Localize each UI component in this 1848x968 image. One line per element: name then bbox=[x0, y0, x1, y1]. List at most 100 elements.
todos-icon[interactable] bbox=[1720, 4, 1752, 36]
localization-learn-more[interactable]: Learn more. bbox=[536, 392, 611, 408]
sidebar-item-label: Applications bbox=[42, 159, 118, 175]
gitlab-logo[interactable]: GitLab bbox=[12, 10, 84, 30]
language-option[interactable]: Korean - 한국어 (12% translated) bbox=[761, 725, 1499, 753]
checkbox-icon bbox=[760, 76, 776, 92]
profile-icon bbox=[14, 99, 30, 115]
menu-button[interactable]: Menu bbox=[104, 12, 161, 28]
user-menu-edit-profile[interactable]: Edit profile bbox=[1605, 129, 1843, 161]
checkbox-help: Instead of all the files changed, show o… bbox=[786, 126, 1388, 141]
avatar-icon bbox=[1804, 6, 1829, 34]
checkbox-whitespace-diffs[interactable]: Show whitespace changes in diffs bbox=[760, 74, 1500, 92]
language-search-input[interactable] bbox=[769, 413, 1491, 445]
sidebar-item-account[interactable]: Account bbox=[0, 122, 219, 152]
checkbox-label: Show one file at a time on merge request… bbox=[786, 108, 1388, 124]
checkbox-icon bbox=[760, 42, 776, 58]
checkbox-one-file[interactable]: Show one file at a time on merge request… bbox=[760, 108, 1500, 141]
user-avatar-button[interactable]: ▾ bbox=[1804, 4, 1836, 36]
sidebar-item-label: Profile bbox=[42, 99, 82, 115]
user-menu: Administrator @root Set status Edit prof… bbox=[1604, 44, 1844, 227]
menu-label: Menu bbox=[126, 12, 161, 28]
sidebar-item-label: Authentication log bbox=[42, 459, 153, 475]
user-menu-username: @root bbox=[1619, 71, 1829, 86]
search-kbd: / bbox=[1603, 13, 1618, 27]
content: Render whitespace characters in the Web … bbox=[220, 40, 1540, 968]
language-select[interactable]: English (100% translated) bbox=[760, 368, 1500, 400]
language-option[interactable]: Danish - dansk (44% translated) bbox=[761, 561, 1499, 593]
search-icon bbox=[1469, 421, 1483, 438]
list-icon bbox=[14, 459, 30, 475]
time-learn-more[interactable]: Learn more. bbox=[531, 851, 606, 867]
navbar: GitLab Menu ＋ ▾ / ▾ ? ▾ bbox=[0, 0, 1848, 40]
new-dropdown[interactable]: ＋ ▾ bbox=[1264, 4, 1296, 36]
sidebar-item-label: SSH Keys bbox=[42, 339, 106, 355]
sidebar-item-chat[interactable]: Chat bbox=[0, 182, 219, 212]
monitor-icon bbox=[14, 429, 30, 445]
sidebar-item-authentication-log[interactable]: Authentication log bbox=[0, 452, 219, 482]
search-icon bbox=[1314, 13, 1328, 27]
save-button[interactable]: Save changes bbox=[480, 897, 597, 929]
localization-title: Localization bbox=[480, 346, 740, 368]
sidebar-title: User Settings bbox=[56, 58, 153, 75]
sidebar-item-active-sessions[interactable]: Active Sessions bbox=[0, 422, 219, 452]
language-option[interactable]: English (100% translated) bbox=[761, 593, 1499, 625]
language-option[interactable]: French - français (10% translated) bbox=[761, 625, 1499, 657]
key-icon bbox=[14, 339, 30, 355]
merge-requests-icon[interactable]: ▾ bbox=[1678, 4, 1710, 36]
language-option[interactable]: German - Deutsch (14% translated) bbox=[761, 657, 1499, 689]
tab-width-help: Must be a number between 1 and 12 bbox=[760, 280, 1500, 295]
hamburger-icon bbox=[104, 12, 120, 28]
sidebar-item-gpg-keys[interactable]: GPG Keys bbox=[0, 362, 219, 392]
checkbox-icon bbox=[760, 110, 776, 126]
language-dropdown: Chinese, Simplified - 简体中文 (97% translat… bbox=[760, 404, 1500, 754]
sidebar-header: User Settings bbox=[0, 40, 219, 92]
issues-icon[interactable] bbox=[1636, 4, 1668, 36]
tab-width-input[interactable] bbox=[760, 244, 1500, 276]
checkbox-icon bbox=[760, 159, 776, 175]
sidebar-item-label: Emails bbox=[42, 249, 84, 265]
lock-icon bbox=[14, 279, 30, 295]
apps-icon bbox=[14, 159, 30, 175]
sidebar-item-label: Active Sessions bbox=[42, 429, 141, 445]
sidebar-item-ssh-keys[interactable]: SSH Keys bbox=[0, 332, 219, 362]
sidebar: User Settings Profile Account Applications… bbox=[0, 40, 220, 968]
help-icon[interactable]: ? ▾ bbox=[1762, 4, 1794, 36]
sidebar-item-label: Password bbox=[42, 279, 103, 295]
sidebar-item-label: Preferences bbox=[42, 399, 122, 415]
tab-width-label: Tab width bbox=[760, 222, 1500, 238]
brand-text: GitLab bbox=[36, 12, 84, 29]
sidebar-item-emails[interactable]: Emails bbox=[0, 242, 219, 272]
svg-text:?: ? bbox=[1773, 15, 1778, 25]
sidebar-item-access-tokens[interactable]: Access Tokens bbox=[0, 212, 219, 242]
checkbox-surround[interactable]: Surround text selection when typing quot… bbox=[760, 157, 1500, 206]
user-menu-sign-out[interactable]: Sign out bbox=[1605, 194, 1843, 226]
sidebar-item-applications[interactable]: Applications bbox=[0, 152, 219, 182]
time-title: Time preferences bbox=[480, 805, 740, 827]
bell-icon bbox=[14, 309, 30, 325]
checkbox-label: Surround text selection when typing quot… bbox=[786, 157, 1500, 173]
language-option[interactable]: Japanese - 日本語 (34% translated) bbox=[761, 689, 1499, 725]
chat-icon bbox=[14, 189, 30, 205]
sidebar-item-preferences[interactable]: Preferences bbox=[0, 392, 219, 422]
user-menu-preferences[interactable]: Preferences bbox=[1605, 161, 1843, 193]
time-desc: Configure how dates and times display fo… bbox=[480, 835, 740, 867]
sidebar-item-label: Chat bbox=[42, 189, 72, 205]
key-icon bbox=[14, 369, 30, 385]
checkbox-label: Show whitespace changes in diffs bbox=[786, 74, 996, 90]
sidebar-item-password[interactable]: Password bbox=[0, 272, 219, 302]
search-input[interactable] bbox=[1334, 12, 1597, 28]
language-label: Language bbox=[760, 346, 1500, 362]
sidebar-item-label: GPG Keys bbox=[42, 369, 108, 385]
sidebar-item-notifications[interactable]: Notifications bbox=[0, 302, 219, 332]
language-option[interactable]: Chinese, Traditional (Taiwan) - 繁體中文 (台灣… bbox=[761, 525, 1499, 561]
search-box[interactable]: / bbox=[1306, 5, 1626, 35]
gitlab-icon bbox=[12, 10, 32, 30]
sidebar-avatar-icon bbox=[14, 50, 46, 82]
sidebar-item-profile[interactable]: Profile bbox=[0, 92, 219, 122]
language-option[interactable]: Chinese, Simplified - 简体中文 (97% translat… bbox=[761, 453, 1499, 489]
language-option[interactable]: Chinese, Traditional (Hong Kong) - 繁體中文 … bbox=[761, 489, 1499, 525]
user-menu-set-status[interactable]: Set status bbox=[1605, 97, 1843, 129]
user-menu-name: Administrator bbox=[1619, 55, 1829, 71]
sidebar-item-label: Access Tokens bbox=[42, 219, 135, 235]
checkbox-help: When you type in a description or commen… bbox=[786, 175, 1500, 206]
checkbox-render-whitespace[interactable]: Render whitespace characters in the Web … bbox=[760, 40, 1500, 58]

════════════════════

## WHAT IS NEEDED
Reproduce all of the items above again, character for character, leaving nothing out and changing nothing.

## RESPONSE FOR THIS EXERCISE
Localize each UI component in this 1848x968 image. One line per element: name then bbox=[x0, y0, x1, y1]. List at most 100 elements.
todos-icon[interactable] bbox=[1720, 4, 1752, 36]
localization-learn-more[interactable]: Learn more. bbox=[536, 392, 611, 408]
sidebar-item-label: Applications bbox=[42, 159, 118, 175]
gitlab-logo[interactable]: GitLab bbox=[12, 10, 84, 30]
language-option[interactable]: Korean - 한국어 (12% translated) bbox=[761, 725, 1499, 753]
checkbox-icon bbox=[760, 76, 776, 92]
profile-icon bbox=[14, 99, 30, 115]
menu-button[interactable]: Menu bbox=[104, 12, 161, 28]
user-menu-edit-profile[interactable]: Edit profile bbox=[1605, 129, 1843, 161]
checkbox-help: Instead of all the files changed, show o… bbox=[786, 126, 1388, 141]
avatar-icon bbox=[1804, 6, 1829, 34]
checkbox-whitespace-diffs[interactable]: Show whitespace changes in diffs bbox=[760, 74, 1500, 92]
language-search-input[interactable] bbox=[769, 413, 1491, 445]
sidebar-item-account[interactable]: Account bbox=[0, 122, 219, 152]
checkbox-label: Show one file at a time on merge request… bbox=[786, 108, 1388, 124]
checkbox-icon bbox=[760, 42, 776, 58]
checkbox-one-file[interactable]: Show one file at a time on merge request… bbox=[760, 108, 1500, 141]
user-avatar-button[interactable]: ▾ bbox=[1804, 4, 1836, 36]
sidebar-item-label: Profile bbox=[42, 99, 82, 115]
user-menu: Administrator @root Set status Edit prof… bbox=[1604, 44, 1844, 227]
menu-label: Menu bbox=[126, 12, 161, 28]
sidebar-item-label: Authentication log bbox=[42, 459, 153, 475]
user-menu-username: @root bbox=[1619, 71, 1829, 86]
search-kbd: / bbox=[1603, 13, 1618, 27]
content: Render whitespace characters in the Web … bbox=[220, 40, 1540, 968]
language-select[interactable]: English (100% translated) bbox=[760, 368, 1500, 400]
language-option[interactable]: Danish - dansk (44% translated) bbox=[761, 561, 1499, 593]
search-icon bbox=[1469, 421, 1483, 438]
list-icon bbox=[14, 459, 30, 475]
time-learn-more[interactable]: Learn more. bbox=[531, 851, 606, 867]
navbar: GitLab Menu ＋ ▾ / ▾ ? ▾ bbox=[0, 0, 1848, 40]
new-dropdown[interactable]: ＋ ▾ bbox=[1264, 4, 1296, 36]
sidebar-item-label: SSH Keys bbox=[42, 339, 106, 355]
sidebar-item-chat[interactable]: Chat bbox=[0, 182, 219, 212]
monitor-icon bbox=[14, 429, 30, 445]
sidebar-item-authentication-log[interactable]: Authentication log bbox=[0, 452, 219, 482]
search-icon bbox=[1314, 13, 1328, 27]
save-button[interactable]: Save changes bbox=[480, 897, 597, 929]
localization-title: Localization bbox=[480, 346, 740, 368]
sidebar-title: User Settings bbox=[56, 58, 153, 75]
sidebar-item-active-sessions[interactable]: Active Sessions bbox=[0, 422, 219, 452]
language-option[interactable]: English (100% translated) bbox=[761, 593, 1499, 625]
language-option[interactable]: French - français (10% translated) bbox=[761, 625, 1499, 657]
key-icon bbox=[14, 339, 30, 355]
merge-requests-icon[interactable]: ▾ bbox=[1678, 4, 1710, 36]
language-option[interactable]: German - Deutsch (14% translated) bbox=[761, 657, 1499, 689]
tab-width-help: Must be a number between 1 and 12 bbox=[760, 280, 1500, 295]
hamburger-icon bbox=[104, 12, 120, 28]
sidebar-item-gpg-keys[interactable]: GPG Keys bbox=[0, 362, 219, 392]
checkbox-icon bbox=[760, 110, 776, 126]
language-dropdown: Chinese, Simplified - 简体中文 (97% translat… bbox=[760, 404, 1500, 754]
sidebar-header: User Settings bbox=[0, 40, 219, 92]
issues-icon[interactable] bbox=[1636, 4, 1668, 36]
tab-width-input[interactable] bbox=[760, 244, 1500, 276]
checkbox-icon bbox=[760, 159, 776, 175]
sidebar-item-label: Emails bbox=[42, 249, 84, 265]
lock-icon bbox=[14, 279, 30, 295]
apps-icon bbox=[14, 159, 30, 175]
sidebar-item-label: Active Sessions bbox=[42, 429, 141, 445]
sidebar-item-ssh-keys[interactable]: SSH Keys bbox=[0, 332, 219, 362]
sidebar: User Settings Profile Account Applications… bbox=[0, 40, 220, 968]
help-icon[interactable]: ? ▾ bbox=[1762, 4, 1794, 36]
sidebar-item-label: Password bbox=[42, 279, 103, 295]
sidebar-item-label: Preferences bbox=[42, 399, 122, 415]
tab-width-label: Tab width bbox=[760, 222, 1500, 238]
brand-text: GitLab bbox=[36, 12, 84, 29]
sidebar-item-emails[interactable]: Emails bbox=[0, 242, 219, 272]
svg-text:?: ? bbox=[1773, 15, 1778, 25]
sidebar-item-access-tokens[interactable]: Access Tokens bbox=[0, 212, 219, 242]
checkbox-surround[interactable]: Surround text selection when typing quot… bbox=[760, 157, 1500, 206]
user-menu-sign-out[interactable]: Sign out bbox=[1605, 194, 1843, 226]
sidebar-item-applications[interactable]: Applications bbox=[0, 152, 219, 182]
time-title: Time preferences bbox=[480, 805, 740, 827]
bell-icon bbox=[14, 309, 30, 325]
checkbox-label: Surround text selection when typing quot… bbox=[786, 157, 1500, 173]
language-option[interactable]: Japanese - 日本語 (34% translated) bbox=[761, 689, 1499, 725]
chat-icon bbox=[14, 189, 30, 205]
sidebar-item-preferences[interactable]: Preferences bbox=[0, 392, 219, 422]
user-menu-preferences[interactable]: Preferences bbox=[1605, 161, 1843, 193]
time-desc: Configure how dates and times display fo… bbox=[480, 835, 740, 867]
sidebar-item-label: Chat bbox=[42, 189, 72, 205]
key-icon bbox=[14, 369, 30, 385]
checkbox-label: Show whitespace changes in diffs bbox=[786, 74, 996, 90]
sidebar-item-password[interactable]: Password bbox=[0, 272, 219, 302]
search-input[interactable] bbox=[1334, 12, 1597, 28]
language-label: Language bbox=[760, 346, 1500, 362]
sidebar-item-label: GPG Keys bbox=[42, 369, 108, 385]
sidebar-item-notifications[interactable]: Notifications bbox=[0, 302, 219, 332]
language-option[interactable]: Chinese, Traditional (Taiwan) - 繁體中文 (台灣… bbox=[761, 525, 1499, 561]
search-box[interactable]: / bbox=[1306, 5, 1626, 35]
gitlab-icon bbox=[12, 10, 32, 30]
sidebar-avatar-icon bbox=[14, 50, 46, 82]
sidebar-item-profile[interactable]: Profile bbox=[0, 92, 219, 122]
language-option[interactable]: Chinese, Simplified - 简体中文 (97% translat… bbox=[761, 453, 1499, 489]
language-option[interactable]: Chinese, Traditional (Hong Kong) - 繁體中文 … bbox=[761, 489, 1499, 525]
user-menu-set-status[interactable]: Set status bbox=[1605, 97, 1843, 129]
user-menu-name: Administrator bbox=[1619, 55, 1829, 71]
sidebar-item-label: Access Tokens bbox=[42, 219, 135, 235]
checkbox-help: When you type in a description or commen… bbox=[786, 175, 1500, 206]
checkbox-render-whitespace[interactable]: Render whitespace characters in the Web … bbox=[760, 40, 1500, 58]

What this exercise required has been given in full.